AIM: Reproduce word for word the stretch of entries from the very first line through the line that contains "column-aantal[interactable]: Aantal: [796, 155, 849, 174]".

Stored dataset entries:
____________
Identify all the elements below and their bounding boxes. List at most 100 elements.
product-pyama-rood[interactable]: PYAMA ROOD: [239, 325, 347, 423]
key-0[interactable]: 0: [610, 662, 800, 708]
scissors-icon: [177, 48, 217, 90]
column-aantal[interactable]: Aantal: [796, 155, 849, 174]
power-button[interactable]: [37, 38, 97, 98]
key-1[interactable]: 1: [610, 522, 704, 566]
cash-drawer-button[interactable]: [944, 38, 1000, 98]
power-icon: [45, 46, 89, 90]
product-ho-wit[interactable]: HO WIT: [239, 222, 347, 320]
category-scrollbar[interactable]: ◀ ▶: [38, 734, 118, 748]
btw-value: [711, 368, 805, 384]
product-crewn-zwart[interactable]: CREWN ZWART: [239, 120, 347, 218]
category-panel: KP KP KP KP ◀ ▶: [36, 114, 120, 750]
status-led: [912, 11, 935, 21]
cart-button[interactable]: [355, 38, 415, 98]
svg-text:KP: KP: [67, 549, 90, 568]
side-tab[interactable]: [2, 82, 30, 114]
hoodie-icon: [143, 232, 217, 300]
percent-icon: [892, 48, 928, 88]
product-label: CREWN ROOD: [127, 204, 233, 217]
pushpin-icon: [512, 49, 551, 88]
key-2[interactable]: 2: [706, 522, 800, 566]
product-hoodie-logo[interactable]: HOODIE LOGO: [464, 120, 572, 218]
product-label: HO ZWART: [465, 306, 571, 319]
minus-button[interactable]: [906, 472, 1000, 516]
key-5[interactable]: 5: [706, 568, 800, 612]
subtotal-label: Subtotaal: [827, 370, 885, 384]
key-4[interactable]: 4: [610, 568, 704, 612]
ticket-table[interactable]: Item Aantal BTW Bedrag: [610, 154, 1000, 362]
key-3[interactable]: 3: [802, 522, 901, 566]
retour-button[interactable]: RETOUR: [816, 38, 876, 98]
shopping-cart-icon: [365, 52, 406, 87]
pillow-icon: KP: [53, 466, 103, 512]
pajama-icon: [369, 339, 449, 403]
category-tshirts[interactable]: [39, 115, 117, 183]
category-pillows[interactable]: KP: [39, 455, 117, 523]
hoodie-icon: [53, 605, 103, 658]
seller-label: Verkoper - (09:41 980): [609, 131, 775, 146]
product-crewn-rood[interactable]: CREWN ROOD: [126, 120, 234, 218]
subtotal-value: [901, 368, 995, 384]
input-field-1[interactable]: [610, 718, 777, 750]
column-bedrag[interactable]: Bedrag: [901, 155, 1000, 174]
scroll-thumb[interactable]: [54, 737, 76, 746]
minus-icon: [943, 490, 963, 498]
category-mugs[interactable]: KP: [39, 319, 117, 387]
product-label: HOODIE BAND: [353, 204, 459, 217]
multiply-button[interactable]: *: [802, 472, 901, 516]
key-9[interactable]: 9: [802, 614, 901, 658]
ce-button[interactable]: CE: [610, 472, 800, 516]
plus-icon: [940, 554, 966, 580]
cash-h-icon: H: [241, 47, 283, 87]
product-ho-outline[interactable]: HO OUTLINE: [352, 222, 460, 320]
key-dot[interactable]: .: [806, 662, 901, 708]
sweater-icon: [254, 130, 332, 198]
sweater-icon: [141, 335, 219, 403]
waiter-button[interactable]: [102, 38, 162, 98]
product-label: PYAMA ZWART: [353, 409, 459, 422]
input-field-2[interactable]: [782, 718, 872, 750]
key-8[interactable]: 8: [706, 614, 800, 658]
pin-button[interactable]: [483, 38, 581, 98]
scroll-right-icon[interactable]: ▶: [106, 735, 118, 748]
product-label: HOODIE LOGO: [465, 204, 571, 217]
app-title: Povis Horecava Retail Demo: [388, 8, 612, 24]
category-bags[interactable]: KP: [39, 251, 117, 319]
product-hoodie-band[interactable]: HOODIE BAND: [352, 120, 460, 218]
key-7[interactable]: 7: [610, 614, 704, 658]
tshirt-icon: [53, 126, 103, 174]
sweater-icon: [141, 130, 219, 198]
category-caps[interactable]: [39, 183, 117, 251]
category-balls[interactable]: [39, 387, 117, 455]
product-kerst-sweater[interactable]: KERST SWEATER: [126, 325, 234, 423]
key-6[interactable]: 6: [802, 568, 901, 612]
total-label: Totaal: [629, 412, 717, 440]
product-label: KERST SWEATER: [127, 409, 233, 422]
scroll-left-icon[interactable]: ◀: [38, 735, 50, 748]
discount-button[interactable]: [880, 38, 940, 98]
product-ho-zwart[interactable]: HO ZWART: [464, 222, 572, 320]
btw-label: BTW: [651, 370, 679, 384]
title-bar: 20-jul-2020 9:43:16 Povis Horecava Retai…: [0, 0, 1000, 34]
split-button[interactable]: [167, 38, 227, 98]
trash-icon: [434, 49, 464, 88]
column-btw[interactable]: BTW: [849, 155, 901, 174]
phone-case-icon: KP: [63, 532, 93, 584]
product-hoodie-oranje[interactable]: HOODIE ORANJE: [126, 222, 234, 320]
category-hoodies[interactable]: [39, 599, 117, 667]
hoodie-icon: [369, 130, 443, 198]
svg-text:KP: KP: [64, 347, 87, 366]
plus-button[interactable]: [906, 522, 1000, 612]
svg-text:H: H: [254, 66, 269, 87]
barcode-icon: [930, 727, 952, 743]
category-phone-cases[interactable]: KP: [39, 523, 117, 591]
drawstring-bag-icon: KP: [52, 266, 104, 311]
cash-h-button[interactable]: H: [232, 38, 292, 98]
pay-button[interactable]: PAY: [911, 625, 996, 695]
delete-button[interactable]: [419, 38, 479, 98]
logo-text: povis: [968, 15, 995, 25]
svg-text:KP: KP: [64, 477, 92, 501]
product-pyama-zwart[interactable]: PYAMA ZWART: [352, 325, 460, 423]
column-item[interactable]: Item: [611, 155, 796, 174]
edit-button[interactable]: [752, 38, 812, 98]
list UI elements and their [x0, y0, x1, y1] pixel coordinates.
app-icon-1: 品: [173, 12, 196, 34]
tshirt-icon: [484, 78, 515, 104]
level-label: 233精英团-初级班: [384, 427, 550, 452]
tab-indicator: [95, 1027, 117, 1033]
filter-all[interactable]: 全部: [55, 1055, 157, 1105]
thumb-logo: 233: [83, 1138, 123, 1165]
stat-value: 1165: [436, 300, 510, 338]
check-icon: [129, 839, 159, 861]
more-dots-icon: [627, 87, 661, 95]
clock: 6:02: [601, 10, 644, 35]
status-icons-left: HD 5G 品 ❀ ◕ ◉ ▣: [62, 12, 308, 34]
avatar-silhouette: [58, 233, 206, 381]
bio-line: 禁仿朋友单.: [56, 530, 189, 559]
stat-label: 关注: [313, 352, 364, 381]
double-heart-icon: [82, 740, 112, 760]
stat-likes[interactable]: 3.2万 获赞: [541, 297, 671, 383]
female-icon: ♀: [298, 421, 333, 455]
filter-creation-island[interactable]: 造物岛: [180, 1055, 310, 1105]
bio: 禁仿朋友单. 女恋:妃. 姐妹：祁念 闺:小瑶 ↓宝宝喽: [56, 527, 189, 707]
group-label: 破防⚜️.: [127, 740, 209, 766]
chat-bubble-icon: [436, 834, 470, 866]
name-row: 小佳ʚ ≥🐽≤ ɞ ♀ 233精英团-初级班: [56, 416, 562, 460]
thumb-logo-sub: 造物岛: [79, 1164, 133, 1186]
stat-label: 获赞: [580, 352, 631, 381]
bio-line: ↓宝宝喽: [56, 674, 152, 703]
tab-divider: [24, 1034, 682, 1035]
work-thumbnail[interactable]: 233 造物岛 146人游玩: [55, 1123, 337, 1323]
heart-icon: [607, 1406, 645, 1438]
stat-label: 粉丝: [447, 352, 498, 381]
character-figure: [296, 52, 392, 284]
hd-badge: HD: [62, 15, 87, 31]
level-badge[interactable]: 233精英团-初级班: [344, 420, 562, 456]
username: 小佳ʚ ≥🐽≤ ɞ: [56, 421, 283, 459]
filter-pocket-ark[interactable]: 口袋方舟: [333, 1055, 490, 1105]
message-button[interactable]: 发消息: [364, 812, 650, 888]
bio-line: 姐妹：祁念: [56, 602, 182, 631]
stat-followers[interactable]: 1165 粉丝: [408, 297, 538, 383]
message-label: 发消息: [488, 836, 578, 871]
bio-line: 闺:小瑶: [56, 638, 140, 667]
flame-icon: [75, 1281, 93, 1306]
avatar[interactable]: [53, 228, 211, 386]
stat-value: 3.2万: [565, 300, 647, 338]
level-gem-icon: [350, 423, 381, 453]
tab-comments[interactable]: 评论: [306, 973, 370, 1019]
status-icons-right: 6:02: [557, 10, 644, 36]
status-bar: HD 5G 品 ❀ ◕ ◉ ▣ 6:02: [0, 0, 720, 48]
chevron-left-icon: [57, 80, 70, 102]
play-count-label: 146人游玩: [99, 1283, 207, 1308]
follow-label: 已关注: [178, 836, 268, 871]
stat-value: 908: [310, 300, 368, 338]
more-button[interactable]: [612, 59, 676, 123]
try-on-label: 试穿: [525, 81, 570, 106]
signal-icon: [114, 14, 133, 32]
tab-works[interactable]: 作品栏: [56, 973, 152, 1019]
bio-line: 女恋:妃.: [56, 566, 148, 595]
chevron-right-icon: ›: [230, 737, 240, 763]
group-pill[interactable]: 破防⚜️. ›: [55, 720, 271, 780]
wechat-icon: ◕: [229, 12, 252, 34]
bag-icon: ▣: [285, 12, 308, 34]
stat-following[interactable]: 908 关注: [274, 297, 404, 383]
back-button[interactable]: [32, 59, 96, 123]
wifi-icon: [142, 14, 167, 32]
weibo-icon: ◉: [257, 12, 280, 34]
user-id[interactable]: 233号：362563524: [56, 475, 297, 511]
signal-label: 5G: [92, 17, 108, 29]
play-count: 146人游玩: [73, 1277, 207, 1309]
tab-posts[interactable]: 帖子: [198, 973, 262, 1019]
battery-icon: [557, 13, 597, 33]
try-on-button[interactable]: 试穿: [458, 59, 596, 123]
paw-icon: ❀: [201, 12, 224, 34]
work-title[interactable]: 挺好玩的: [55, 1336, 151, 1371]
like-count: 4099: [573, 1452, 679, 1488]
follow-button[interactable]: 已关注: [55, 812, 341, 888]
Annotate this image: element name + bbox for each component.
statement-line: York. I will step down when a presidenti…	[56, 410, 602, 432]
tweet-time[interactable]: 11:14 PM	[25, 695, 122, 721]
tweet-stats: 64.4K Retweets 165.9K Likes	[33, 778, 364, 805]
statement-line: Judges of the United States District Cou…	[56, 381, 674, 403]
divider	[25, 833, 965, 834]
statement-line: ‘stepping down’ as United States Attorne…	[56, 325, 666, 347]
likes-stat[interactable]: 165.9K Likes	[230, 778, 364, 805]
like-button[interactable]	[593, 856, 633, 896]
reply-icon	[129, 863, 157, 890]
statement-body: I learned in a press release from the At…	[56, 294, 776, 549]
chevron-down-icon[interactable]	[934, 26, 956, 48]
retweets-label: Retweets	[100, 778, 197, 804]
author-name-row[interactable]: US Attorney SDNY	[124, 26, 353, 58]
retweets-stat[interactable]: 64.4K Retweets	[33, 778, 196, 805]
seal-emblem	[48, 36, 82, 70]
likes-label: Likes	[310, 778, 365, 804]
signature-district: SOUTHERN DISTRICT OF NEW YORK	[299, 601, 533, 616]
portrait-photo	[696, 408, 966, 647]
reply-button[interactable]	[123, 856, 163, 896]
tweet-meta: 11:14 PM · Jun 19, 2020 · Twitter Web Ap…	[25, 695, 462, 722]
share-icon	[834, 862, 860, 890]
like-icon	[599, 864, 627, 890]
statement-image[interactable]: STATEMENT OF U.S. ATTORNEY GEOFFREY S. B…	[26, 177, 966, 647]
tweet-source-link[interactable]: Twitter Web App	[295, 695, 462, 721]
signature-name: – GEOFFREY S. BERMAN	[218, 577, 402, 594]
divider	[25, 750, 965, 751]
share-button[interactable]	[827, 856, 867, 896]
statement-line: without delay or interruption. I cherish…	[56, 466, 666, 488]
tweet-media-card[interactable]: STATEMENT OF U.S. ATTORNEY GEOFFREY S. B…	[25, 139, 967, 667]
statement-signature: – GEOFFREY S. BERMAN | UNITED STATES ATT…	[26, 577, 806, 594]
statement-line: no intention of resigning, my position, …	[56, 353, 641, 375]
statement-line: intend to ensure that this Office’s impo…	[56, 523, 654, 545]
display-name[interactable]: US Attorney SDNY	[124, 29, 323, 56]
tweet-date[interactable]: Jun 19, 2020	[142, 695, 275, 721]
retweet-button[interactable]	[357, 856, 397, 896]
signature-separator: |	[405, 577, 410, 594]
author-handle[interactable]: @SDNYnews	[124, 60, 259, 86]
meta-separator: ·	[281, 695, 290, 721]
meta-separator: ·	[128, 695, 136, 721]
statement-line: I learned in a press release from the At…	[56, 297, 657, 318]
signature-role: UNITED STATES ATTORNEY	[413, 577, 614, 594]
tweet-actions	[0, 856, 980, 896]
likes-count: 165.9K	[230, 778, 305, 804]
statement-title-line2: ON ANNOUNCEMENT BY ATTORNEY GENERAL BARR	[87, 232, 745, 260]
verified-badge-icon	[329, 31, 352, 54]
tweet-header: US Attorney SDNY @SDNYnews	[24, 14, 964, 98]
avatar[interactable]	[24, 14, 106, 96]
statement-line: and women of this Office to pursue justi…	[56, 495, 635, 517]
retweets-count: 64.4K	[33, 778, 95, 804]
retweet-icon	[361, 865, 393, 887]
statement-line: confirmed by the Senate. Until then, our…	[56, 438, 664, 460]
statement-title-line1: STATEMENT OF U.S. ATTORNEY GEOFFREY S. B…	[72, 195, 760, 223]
____________
EXERCISE OUTPUT:
Identify all the elements below and their bounding boxes. List at most 100 elements.
product-pyama-rood[interactable]: PYAMA ROOD: [239, 325, 347, 423]
key-0[interactable]: 0: [610, 662, 800, 708]
scissors-icon: [177, 48, 217, 90]
column-aantal[interactable]: Aantal: [796, 155, 849, 174]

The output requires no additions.